**Input data**:
***

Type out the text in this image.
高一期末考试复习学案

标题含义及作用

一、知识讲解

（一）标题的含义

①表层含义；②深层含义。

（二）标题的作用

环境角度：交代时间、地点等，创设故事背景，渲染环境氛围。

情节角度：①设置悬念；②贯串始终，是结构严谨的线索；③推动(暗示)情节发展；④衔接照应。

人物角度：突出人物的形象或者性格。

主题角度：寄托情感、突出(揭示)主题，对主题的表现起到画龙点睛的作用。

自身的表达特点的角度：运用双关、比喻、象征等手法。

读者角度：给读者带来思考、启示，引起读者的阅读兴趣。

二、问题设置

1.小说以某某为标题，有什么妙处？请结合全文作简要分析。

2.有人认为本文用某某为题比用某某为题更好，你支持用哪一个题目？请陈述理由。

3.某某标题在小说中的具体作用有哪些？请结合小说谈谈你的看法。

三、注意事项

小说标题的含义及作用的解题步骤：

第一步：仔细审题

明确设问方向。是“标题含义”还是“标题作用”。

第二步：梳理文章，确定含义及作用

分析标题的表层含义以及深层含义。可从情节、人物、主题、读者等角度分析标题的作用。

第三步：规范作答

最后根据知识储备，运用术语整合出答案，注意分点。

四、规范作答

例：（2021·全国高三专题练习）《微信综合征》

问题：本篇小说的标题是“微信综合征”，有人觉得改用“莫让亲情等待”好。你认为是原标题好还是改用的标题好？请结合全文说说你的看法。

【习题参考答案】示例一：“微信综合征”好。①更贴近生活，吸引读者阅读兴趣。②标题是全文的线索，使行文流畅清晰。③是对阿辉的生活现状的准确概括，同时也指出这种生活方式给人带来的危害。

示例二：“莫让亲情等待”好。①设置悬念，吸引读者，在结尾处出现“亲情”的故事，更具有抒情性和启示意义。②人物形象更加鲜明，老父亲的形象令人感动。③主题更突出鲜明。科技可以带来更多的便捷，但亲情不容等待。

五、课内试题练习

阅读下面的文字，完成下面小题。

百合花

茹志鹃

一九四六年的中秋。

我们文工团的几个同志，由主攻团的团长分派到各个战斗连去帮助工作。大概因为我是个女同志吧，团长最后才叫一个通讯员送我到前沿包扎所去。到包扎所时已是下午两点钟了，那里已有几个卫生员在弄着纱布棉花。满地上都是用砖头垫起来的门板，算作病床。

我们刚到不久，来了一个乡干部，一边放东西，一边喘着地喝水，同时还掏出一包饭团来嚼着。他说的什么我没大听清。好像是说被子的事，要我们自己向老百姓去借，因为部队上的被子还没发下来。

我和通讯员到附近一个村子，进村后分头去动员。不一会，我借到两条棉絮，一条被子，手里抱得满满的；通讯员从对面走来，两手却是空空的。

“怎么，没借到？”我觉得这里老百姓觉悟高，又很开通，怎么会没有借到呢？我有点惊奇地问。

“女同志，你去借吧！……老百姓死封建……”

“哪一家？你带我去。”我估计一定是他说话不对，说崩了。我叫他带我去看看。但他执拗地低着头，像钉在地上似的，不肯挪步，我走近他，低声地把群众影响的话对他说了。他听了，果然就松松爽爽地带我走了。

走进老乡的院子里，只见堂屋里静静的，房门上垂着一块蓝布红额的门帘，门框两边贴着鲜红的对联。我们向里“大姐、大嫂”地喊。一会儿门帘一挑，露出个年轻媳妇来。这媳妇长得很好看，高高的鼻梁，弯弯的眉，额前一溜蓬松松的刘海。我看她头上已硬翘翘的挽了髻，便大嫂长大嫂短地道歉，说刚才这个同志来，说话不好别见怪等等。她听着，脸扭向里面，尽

***

**Problem requirements**: Repeat the material in full, exactly as it stands.

**Reply to the task**:
Type out the text in this image.
高一期末考试复习学案

标题含义及作用

一、知识讲解

（一）标题的含义

①表层含义；②深层含义。

（二）标题的作用

环境角度：交代时间、地点等，创设故事背景，渲染环境氛围。

情节角度：①设置悬念；②贯串始终，是结构严谨的线索；③推动(暗示)情节发展；④衔接照应。

人物角度：突出人物的形象或者性格。

主题角度：寄托情感、突出(揭示)主题，对主题的表现起到画龙点睛的作用。

自身的表达特点的角度：运用双关、比喻、象征等手法。

读者角度：给读者带来思考、启示，引起读者的阅读兴趣。

二、问题设置

1.小说以某某为标题，有什么妙处？请结合全文作简要分析。

2.有人认为本文用某某为题比用某某为题更好，你支持用哪一个题目？请陈述理由。

3.某某标题在小说中的具体作用有哪些？请结合小说谈谈你的看法。

三、注意事项

小说标题的含义及作用的解题步骤：

第一步：仔细审题

明确设问方向。是“标题含义”还是“标题作用”。

第二步：梳理文章，确定含义及作用

分析标题的表层含义以及深层含义。可从情节、人物、主题、读者等角度分析标题的作用。

第三步：规范作答

最后根据知识储备，运用术语整合出答案，注意分点。

四、规范作答

例：（2021·全国高三专题练习）《微信综合征》

问题：本篇小说的标题是“微信综合征”，有人觉得改用“莫让亲情等待”好。你认为是原标题好还是改用的标题好？请结合全文说说你的看法。

【习题参考答案】示例一：“微信综合征”好。①更贴近生活，吸引读者阅读兴趣。②标题是全文的线索，使行文流畅清晰。③是对阿辉的生活现状的准确概括，同时也指出这种生活方式给人带来的危害。

示例二：“莫让亲情等待”好。①设置悬念，吸引读者，在结尾处出现“亲情”的故事，更具有抒情性和启示意义。②人物形象更加鲜明，老父亲的形象令人感动。③主题更突出鲜明。科技可以带来更多的便捷，但亲情不容等待。

五、课内试题练习

阅读下面的文字，完成下面小题。

百合花

茹志鹃

一九四六年的中秋。

我们文工团的几个同志，由主攻团的团长分派到各个战斗连去帮助工作。大概因为我是个女同志吧，团长最后才叫一个通讯员送我到前沿包扎所去。到包扎所时已是下午两点钟了，那里已有几个卫生员在弄着纱布棉花。满地上都是用砖头垫起来的门板，算作病床。

我们刚到不久，来了一个乡干部，一边放东西，一边喘着地喝水，同时还掏出一包饭团来嚼着。他说的什么我没大听清。好像是说被子的事，要我们自己向老百姓去借，因为部队上的被子还没发下来。

我和通讯员到附近一个村子，进村后分头去动员。不一会，我借到两条棉絮，一条被子，手里抱得满满的；通讯员从对面走来，两手却是空空的。

“怎么，没借到？”我觉得这里老百姓觉悟高，又很开通，怎么会没有借到呢？我有点惊奇地问。

“女同志，你去借吧！……老百姓死封建……”

“哪一家？你带我去。”我估计一定是他说话不对，说崩了。我叫他带我去看看。但他执拗地低着头，像钉在地上似的，不肯挪步，我走近他，低声地把群众影响的话对他说了。他听了，果然就松松爽爽地带我走了。

走进老乡的院子里，只见堂屋里静静的，房门上垂着一块蓝布红额的门帘，门框两边贴着鲜红的对联。我们向里“大姐、大嫂”地喊。一会儿门帘一挑，露出个年轻媳妇来。这媳妇长得很好看，高高的鼻梁，弯弯的眉，额前一溜蓬松松的刘海。我看她头上已硬翘翘的挽了髻，便大嫂长大嫂短地道歉，说刚才这个同志来，说话不好别见怪等等。她听着，脸扭向里面，尽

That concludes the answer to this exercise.